__DATA LINES__
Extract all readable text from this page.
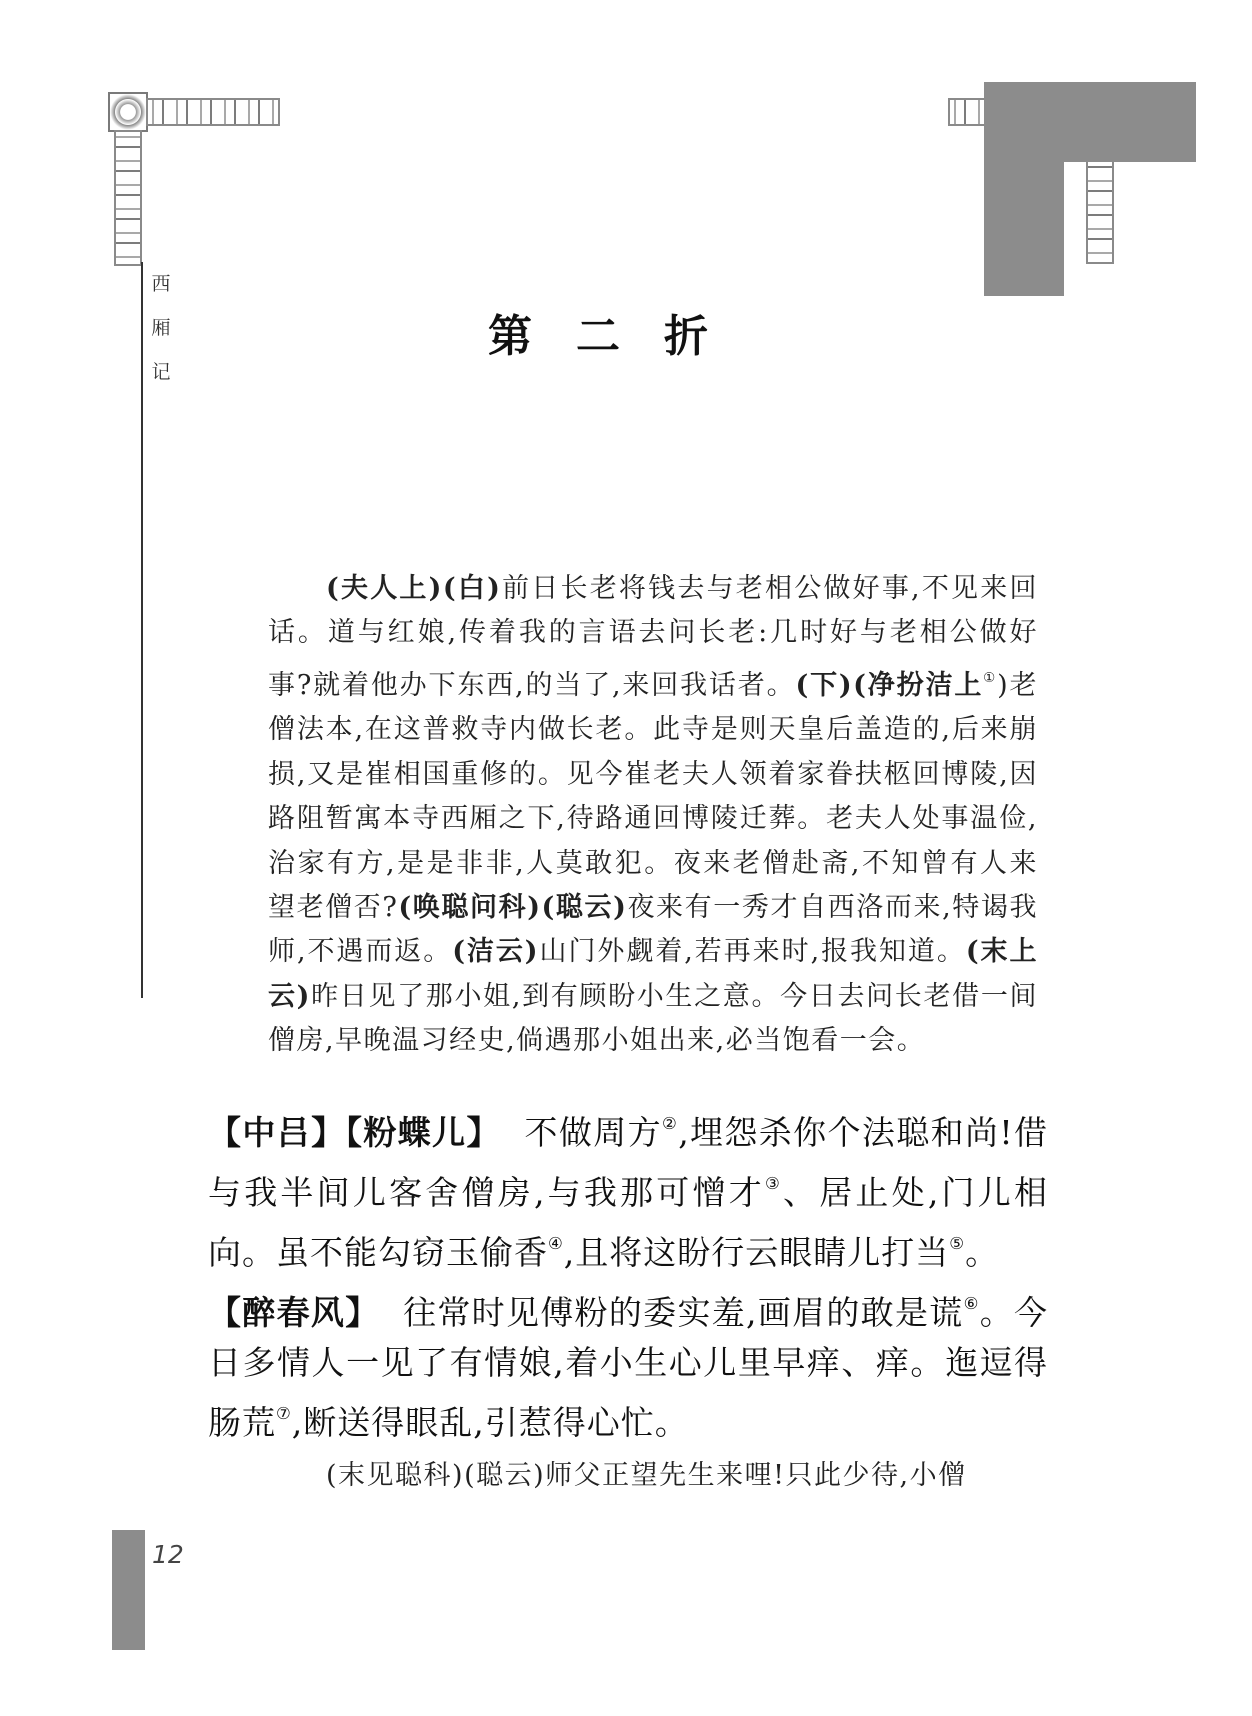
西
厢
记
第二折
(夫人上)(白)前日长老将钱去与老相公做好事,不见来回话。道与红娘,传着我的言语去问长老:几时好与老相公做好事?就着他办下东西,的当了,来回我话者。(下)(净扮洁上①)老僧法本,在这普救寺内做长老。此寺是则天皇后盖造的,后来崩损,又是崔相国重修的。见今崔老夫人领着家眷扶柩回博陵,因路阻暂寓本寺西厢之下,待路通回博陵迁葬。老夫人处事温俭,治家有方,是是非非,人莫敢犯。夜来老僧赴斋,不知曾有人来望老僧否?(唤聪问科)(聪云)夜来有一秀才自西洛而来,特谒我师,不遇而返。(洁云)山门外觑着,若再来时,报我知道。(末上云)昨日见了那小姐,到有顾盼小生之意。今日去问长老借一间僧房,早晚温习经史,倘遇那小姐出来,必当饱看一会。

【中吕】【粉蝶儿】 不做周方②,埋怨杀你个法聪和尚!借与我半间儿客舍僧房,与我那可憎才③、居止处,门儿相向。虽不能勾窃玉偷香④,且将这盼行云眼睛儿打当⑤。

【醉春风】 往常时见傅粉的委实羞,画眉的敢是谎⑥。今日多情人一见了有情娘,着小生心儿里早痒、痒。迤逗得肠荒⑦,断送得眼乱,引惹得心忙。

(末见聪科)(聪云)师父正望先生来哩!只此少待,小僧
12
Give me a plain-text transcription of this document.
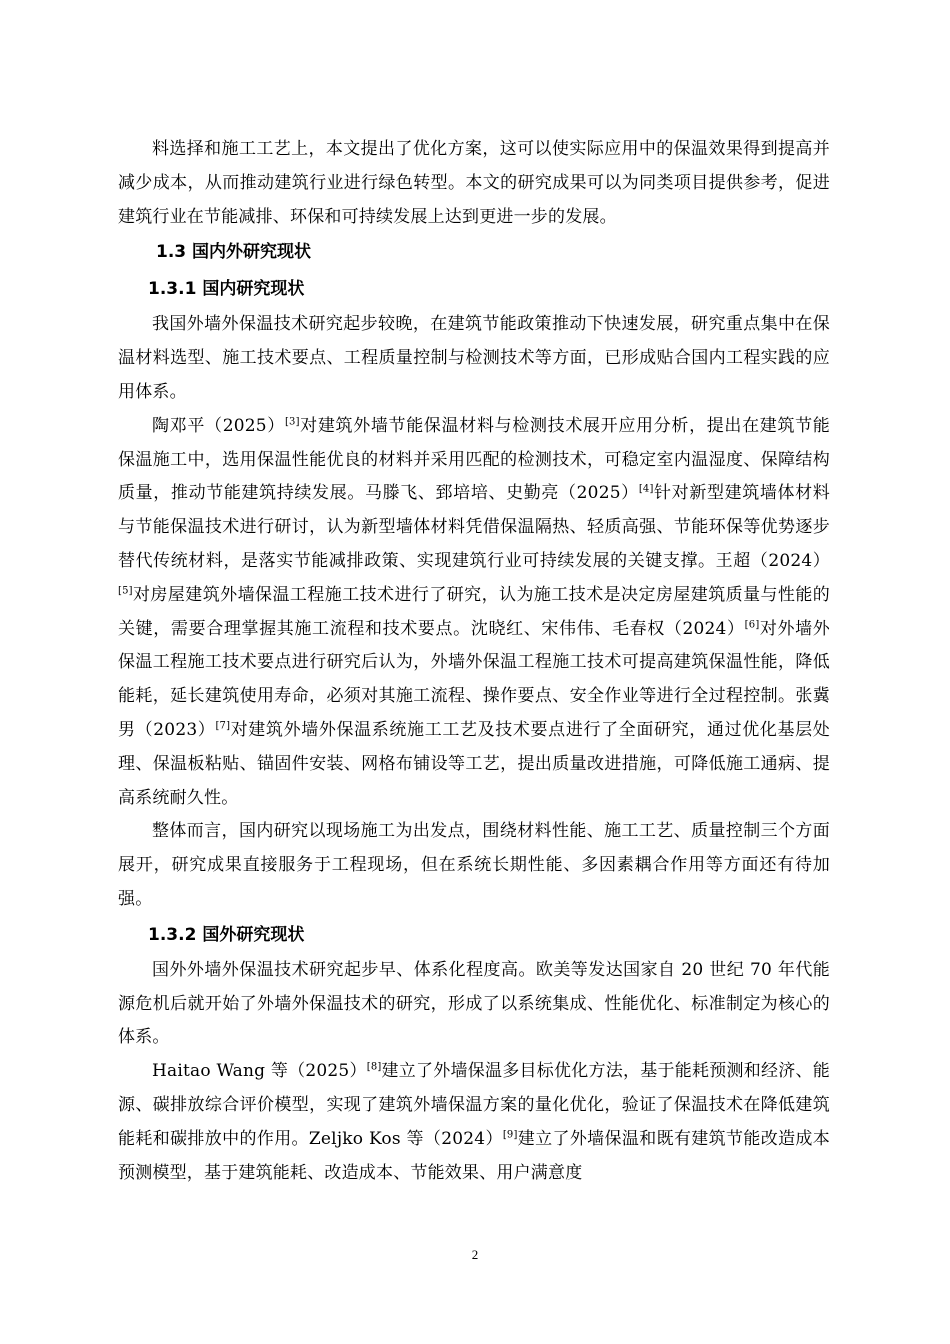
料选择和施工工艺上，本文提出了优化方案，这可以使实际应用中的保温效果得到提高并减少成本，从而推动建筑行业进行绿色转型。本文的研究成果可以为同类项目提供参考，促进建筑行业在节能减排、环保和可持续发展上达到更进一步的发展。

1.3 国内外研究现状
1.3.1 国内研究现状

我国外墙外保温技术研究起步较晚，在建筑节能政策推动下快速发展，研究重点集中在保温材料选型、施工技术要点、工程质量控制与检测技术等方面，已形成贴合国内工程实践的应用体系。

陶邓平（2025）[3]对建筑外墙节能保温材料与检测技术展开应用分析，提出在建筑节能保温施工中，选用保温性能优良的材料并采用匹配的检测技术，可稳定室内温湿度、保障结构质量，推动节能建筑持续发展。马滕飞、郅培培、史勤亮（2025）[4]针对新型建筑墙体材料与节能保温技术进行研讨，认为新型墙体材料凭借保温隔热、轻质高强、节能环保等优势逐步替代传统材料，是落实节能减排政策、实现建筑行业可持续发展的关键支撑。王超（2024）[5]对房屋建筑外墙保温工程施工技术进行了研究，认为施工技术是决定房屋建筑质量与性能的关键，需要合理掌握其施工流程和技术要点。沈晓红、宋伟伟、毛春权（2024）[6]对外墙外保温工程施工技术要点进行研究后认为，外墙外保温工程施工技术可提高建筑保温性能，降低能耗，延长建筑使用寿命，必须对其施工流程、操作要点、安全作业等进行全过程控制。张冀男（2023）[7]对建筑外墙外保温系统施工工艺及技术要点进行了全面研究，通过优化基层处理、保温板粘贴、锚固件安装、网格布铺设等工艺，提出质量改进措施，可降低施工通病、提高系统耐久性。

整体而言，国内研究以现场施工为出发点，围绕材料性能、施工工艺、质量控制三个方面展开，研究成果直接服务于工程现场，但在系统长期性能、多因素耦合作用等方面还有待加强。

1.3.2 国外研究现状

国外外墙外保温技术研究起步早、体系化程度高。欧美等发达国家自 20 世纪 70 年代能源危机后就开始了外墙外保温技术的研究，形成了以系统集成、性能优化、标准制定为核心的体系。

Haitao Wang 等（2025）[8]建立了外墙保温多目标优化方法，基于能耗预测和经济、能源、碳排放综合评价模型，实现了建筑外墙保温方案的量化优化，验证了保温技术在降低建筑能耗和碳排放中的作用。Zeljko Kos 等（2024）[9]建立了外墙保温和既有建筑节能改造成本预测模型，基于建筑能耗、改造成本、节能效果、用户满意度

2
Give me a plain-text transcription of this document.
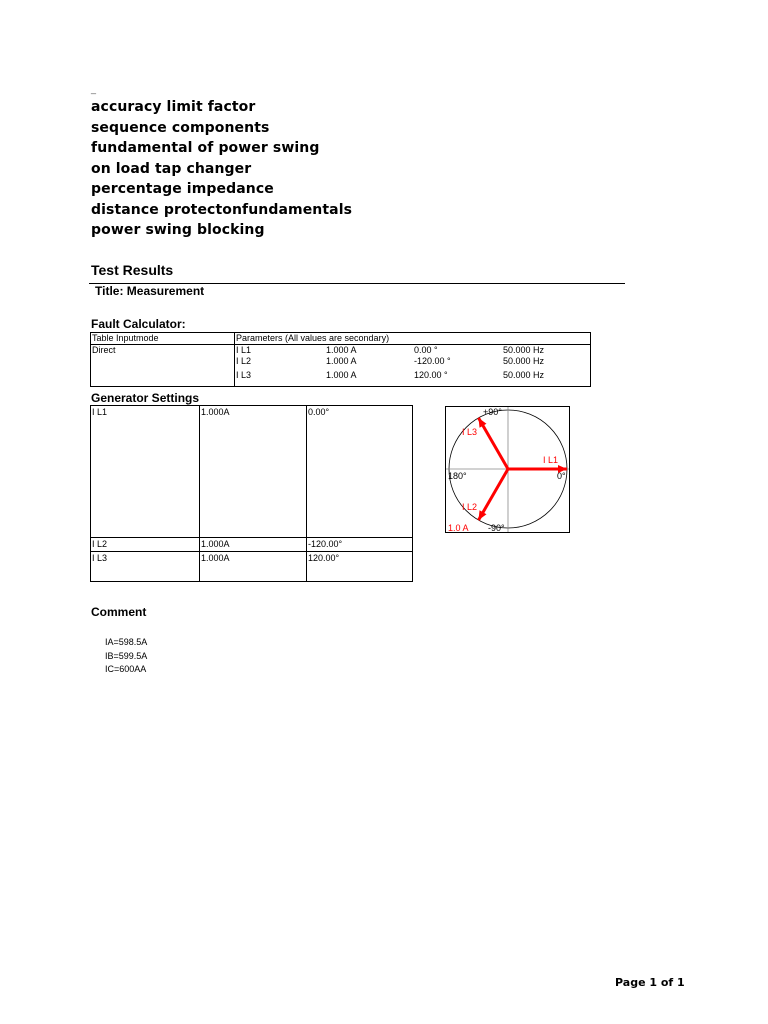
_
accuracy limit factor
sequence components
fundamental of power swing
on load tap changer
percentage impedance
distance protectonfundamentals
power swing blocking
Test Results
Title: Measurement
Fault Calculator:
Table Inputmode	Parameters (All values are secondary)
Direct		I L1	1.000 A	0.00 °	50.000 Hz
I L2	1.000 A	-120.00 °	50.000 Hz
I L3	1.000 A	120.00 °	50.000 Hz
Generator Settings
I L1	1.000A	0.00°
I L2	1.000A	-120.00°
I L3	1.000A	120.00°
I L1
I L2
I L3
+90°
180°	0°
-90°
1.0 A
Comment
IA=598.5A
IB=599.5A
IC=600AA
Page 1 of 1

__WRITTEN REQUEST__
Copy each line above precisely, dropping the pictures.

__SOLUTION BELOW__
Extract all readable text from this page.
西
厢
记
第二折
(夫人上)(白)前日长老将钱去与老相公做好事,不见来回话。道与红娘,传着我的言语去问长老:几时好与老相公做好事?就着他办下东西,的当了,来回我话者。(下)(净扮洁上①)老僧法本,在这普救寺内做长老。此寺是则天皇后盖造的,后来崩损,又是崔相国重修的。见今崔老夫人领着家眷扶柩回博陵,因路阻暂寓本寺西厢之下,待路通回博陵迁葬。老夫人处事温俭,治家有方,是是非非,人莫敢犯。夜来老僧赴斋,不知曾有人来望老僧否?(唤聪问科)(聪云)夜来有一秀才自西洛而来,特谒我师,不遇而返。(洁云)山门外觑着,若再来时,报我知道。(末上云)昨日见了那小姐,到有顾盼小生之意。今日去问长老借一间僧房,早晚温习经史,倘遇那小姐出来,必当饱看一会。

【中吕】【粉蝶儿】 不做周方②,埋怨杀你个法聪和尚!借与我半间儿客舍僧房,与我那可憎才③、居止处,门儿相向。虽不能勾窃玉偷香④,且将这盼行云眼睛儿打当⑤。

【醉春风】 往常时见傅粉的委实羞,画眉的敢是谎⑥。今日多情人一见了有情娘,着小生心儿里早痒、痒。迤逗得肠荒⑦,断送得眼乱,引惹得心忙。

(末见聪科)(聪云)师父正望先生来哩!只此少待,小僧
12
Give me a plain-text transcription of this document.
料选择和施工工艺上，本文提出了优化方案，这可以使实际应用中的保温效果得到提高并减少成本，从而推动建筑行业进行绿色转型。本文的研究成果可以为同类项目提供参考，促进建筑行业在节能减排、环保和可持续发展上达到更进一步的发展。

1.3 国内外研究现状
1.3.1 国内研究现状

我国外墙外保温技术研究起步较晚，在建筑节能政策推动下快速发展，研究重点集中在保温材料选型、施工技术要点、工程质量控制与检测技术等方面，已形成贴合国内工程实践的应用体系。

陶邓平（2025）[3]对建筑外墙节能保温材料与检测技术展开应用分析，提出在建筑节能保温施工中，选用保温性能优良的材料并采用匹配的检测技术，可稳定室内温湿度、保障结构质量，推动节能建筑持续发展。马滕飞、郅培培、史勤亮（2025）[4]针对新型建筑墙体材料与节能保温技术进行研讨，认为新型墙体材料凭借保温隔热、轻质高强、节能环保等优势逐步替代传统材料，是落实节能减排政策、实现建筑行业可持续发展的关键支撑。王超（2024）[5]对房屋建筑外墙保温工程施工技术进行了研究，认为施工技术是决定房屋建筑质量与性能的关键，需要合理掌握其施工流程和技术要点。沈晓红、宋伟伟、毛春权（2024）[6]对外墙外保温工程施工技术要点进行研究后认为，外墙外保温工程施工技术可提高建筑保温性能，降低能耗，延长建筑使用寿命，必须对其施工流程、操作要点、安全作业等进行全过程控制。张冀男（2023）[7]对建筑外墙外保温系统施工工艺及技术要点进行了全面研究，通过优化基层处理、保温板粘贴、锚固件安装、网格布铺设等工艺，提出质量改进措施，可降低施工通病、提高系统耐久性。

整体而言，国内研究以现场施工为出发点，围绕材料性能、施工工艺、质量控制三个方面展开，研究成果直接服务于工程现场，但在系统长期性能、多因素耦合作用等方面还有待加强。

1.3.2 国外研究现状

国外外墙外保温技术研究起步早、体系化程度高。欧美等发达国家自 20 世纪 70 年代能源危机后就开始了外墙外保温技术的研究，形成了以系统集成、性能优化、标准制定为核心的体系。

Haitao Wang 等（2025）[8]建立了外墙保温多目标优化方法，基于能耗预测和经济、能源、碳排放综合评价模型，实现了建筑外墙保温方案的量化优化，验证了保温技术在降低建筑能耗和碳排放中的作用。Zeljko Kos 等（2024）[9]建立了外墙保温和既有建筑节能改造成本预测模型，基于建筑能耗、改造成本、节能效果、用户满意度

2
Give me a plain-text transcription of this document.
_
accuracy limit factor
sequence components
fundamental of power swing
on load tap changer
percentage impedance
distance protectonfundamentals
power swing blocking
Test Results
Title: Measurement
Fault Calculator:
Table Inputmode	Parameters (All values are secondary)
Direct		I L1	1.000 A	0.00 °	50.000 Hz
I L2	1.000 A	-120.00 °	50.000 Hz
I L3	1.000 A	120.00 °	50.000 Hz
Generator Settings
I L1	1.000A	0.00°
I L2	1.000A	-120.00°
I L3	1.000A	120.00°
I L1
I L2
I L3
+90°
180°	0°
-90°
1.0 A
Comment
IA=598.5A
IB=599.5A
IC=600AA
Page 1 of 1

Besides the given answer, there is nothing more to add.